# [STORED DATA]

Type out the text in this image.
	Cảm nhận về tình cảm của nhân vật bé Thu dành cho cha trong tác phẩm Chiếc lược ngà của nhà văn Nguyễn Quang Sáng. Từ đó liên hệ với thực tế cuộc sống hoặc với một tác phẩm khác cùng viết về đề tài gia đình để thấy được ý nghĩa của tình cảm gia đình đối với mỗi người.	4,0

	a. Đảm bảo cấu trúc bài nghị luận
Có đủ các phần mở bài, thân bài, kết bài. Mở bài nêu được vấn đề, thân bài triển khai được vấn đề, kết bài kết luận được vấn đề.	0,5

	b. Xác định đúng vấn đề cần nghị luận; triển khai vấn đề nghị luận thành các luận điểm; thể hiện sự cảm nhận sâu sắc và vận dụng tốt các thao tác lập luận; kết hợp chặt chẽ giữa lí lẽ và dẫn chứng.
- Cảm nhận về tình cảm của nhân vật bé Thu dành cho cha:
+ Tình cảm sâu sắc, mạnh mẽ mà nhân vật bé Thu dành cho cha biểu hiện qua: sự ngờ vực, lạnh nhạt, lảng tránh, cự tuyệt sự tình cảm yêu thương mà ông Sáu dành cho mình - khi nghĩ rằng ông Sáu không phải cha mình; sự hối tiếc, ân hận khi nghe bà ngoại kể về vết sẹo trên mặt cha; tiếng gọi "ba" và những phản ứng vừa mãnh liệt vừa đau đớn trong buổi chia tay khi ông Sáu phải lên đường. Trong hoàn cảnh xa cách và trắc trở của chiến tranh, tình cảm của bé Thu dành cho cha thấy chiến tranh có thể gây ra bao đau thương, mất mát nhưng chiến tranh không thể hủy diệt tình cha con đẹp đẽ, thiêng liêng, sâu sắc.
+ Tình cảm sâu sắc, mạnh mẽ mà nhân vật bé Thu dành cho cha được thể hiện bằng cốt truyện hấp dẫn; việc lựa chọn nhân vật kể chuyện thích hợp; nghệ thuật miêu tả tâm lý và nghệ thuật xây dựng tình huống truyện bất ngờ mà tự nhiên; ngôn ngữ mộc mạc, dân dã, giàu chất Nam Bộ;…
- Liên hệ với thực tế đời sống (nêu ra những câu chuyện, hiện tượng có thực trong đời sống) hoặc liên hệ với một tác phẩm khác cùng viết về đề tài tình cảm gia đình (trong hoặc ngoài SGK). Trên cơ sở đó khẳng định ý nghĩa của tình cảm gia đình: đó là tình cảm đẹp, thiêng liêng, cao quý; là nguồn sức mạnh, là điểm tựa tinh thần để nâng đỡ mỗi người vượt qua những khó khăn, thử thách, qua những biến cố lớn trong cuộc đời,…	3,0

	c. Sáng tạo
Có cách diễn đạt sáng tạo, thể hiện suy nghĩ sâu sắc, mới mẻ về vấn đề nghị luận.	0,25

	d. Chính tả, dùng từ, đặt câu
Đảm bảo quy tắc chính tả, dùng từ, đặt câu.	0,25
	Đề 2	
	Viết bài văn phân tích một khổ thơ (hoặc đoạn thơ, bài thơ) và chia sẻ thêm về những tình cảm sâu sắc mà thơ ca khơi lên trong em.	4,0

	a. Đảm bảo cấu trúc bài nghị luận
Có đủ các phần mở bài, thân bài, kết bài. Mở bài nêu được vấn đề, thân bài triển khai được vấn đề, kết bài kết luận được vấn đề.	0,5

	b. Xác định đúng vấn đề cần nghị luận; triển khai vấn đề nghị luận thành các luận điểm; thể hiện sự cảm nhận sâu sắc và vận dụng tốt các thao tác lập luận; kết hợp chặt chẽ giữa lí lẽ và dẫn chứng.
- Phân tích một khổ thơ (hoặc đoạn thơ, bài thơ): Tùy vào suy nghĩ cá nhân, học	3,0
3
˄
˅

# [EXERCISE AIM]
Copy all the entries verbatim.

# [SOLUTION FOR THIS PROBLEM]
Type out the text in this image.
	Cảm nhận về tình cảm của nhân vật bé Thu dành cho cha trong tác phẩm Chiếc lược ngà của nhà văn Nguyễn Quang Sáng. Từ đó liên hệ với thực tế cuộc sống hoặc với một tác phẩm khác cùng viết về đề tài gia đình để thấy được ý nghĩa của tình cảm gia đình đối với mỗi người.	4,0

	a. Đảm bảo cấu trúc bài nghị luận
Có đủ các phần mở bài, thân bài, kết bài. Mở bài nêu được vấn đề, thân bài triển khai được vấn đề, kết bài kết luận được vấn đề.	0,5

	b. Xác định đúng vấn đề cần nghị luận; triển khai vấn đề nghị luận thành các luận điểm; thể hiện sự cảm nhận sâu sắc và vận dụng tốt các thao tác lập luận; kết hợp chặt chẽ giữa lí lẽ và dẫn chứng.
- Cảm nhận về tình cảm của nhân vật bé Thu dành cho cha:
+ Tình cảm sâu sắc, mạnh mẽ mà nhân vật bé Thu dành cho cha biểu hiện qua: sự ngờ vực, lạnh nhạt, lảng tránh, cự tuyệt sự tình cảm yêu thương mà ông Sáu dành cho mình - khi nghĩ rằng ông Sáu không phải cha mình; sự hối tiếc, ân hận khi nghe bà ngoại kể về vết sẹo trên mặt cha; tiếng gọi "ba" và những phản ứng vừa mãnh liệt vừa đau đớn trong buổi chia tay khi ông Sáu phải lên đường. Trong hoàn cảnh xa cách và trắc trở của chiến tranh, tình cảm của bé Thu dành cho cha thấy chiến tranh có thể gây ra bao đau thương, mất mát nhưng chiến tranh không thể hủy diệt tình cha con đẹp đẽ, thiêng liêng, sâu sắc.
+ Tình cảm sâu sắc, mạnh mẽ mà nhân vật bé Thu dành cho cha được thể hiện bằng cốt truyện hấp dẫn; việc lựa chọn nhân vật kể chuyện thích hợp; nghệ thuật miêu tả tâm lý và nghệ thuật xây dựng tình huống truyện bất ngờ mà tự nhiên; ngôn ngữ mộc mạc, dân dã, giàu chất Nam Bộ;…
- Liên hệ với thực tế đời sống (nêu ra những câu chuyện, hiện tượng có thực trong đời sống) hoặc liên hệ với một tác phẩm khác cùng viết về đề tài tình cảm gia đình (trong hoặc ngoài SGK). Trên cơ sở đó khẳng định ý nghĩa của tình cảm gia đình: đó là tình cảm đẹp, thiêng liêng, cao quý; là nguồn sức mạnh, là điểm tựa tinh thần để nâng đỡ mỗi người vượt qua những khó khăn, thử thách, qua những biến cố lớn trong cuộc đời,…	3,0

	c. Sáng tạo
Có cách diễn đạt sáng tạo, thể hiện suy nghĩ sâu sắc, mới mẻ về vấn đề nghị luận.	0,25

	d. Chính tả, dùng từ, đặt câu
Đảm bảo quy tắc chính tả, dùng từ, đặt câu.	0,25
	Đề 2	
	Viết bài văn phân tích một khổ thơ (hoặc đoạn thơ, bài thơ) và chia sẻ thêm về những tình cảm sâu sắc mà thơ ca khơi lên trong em.	4,0

	a. Đảm bảo cấu trúc bài nghị luận
Có đủ các phần mở bài, thân bài, kết bài. Mở bài nêu được vấn đề, thân bài triển khai được vấn đề, kết bài kết luận được vấn đề.	0,5

	b. Xác định đúng vấn đề cần nghị luận; triển khai vấn đề nghị luận thành các luận điểm; thể hiện sự cảm nhận sâu sắc và vận dụng tốt các thao tác lập luận; kết hợp chặt chẽ giữa lí lẽ và dẫn chứng.
- Phân tích một khổ thơ (hoặc đoạn thơ, bài thơ): Tùy vào suy nghĩ cá nhân, học	3,0
3
˄
˅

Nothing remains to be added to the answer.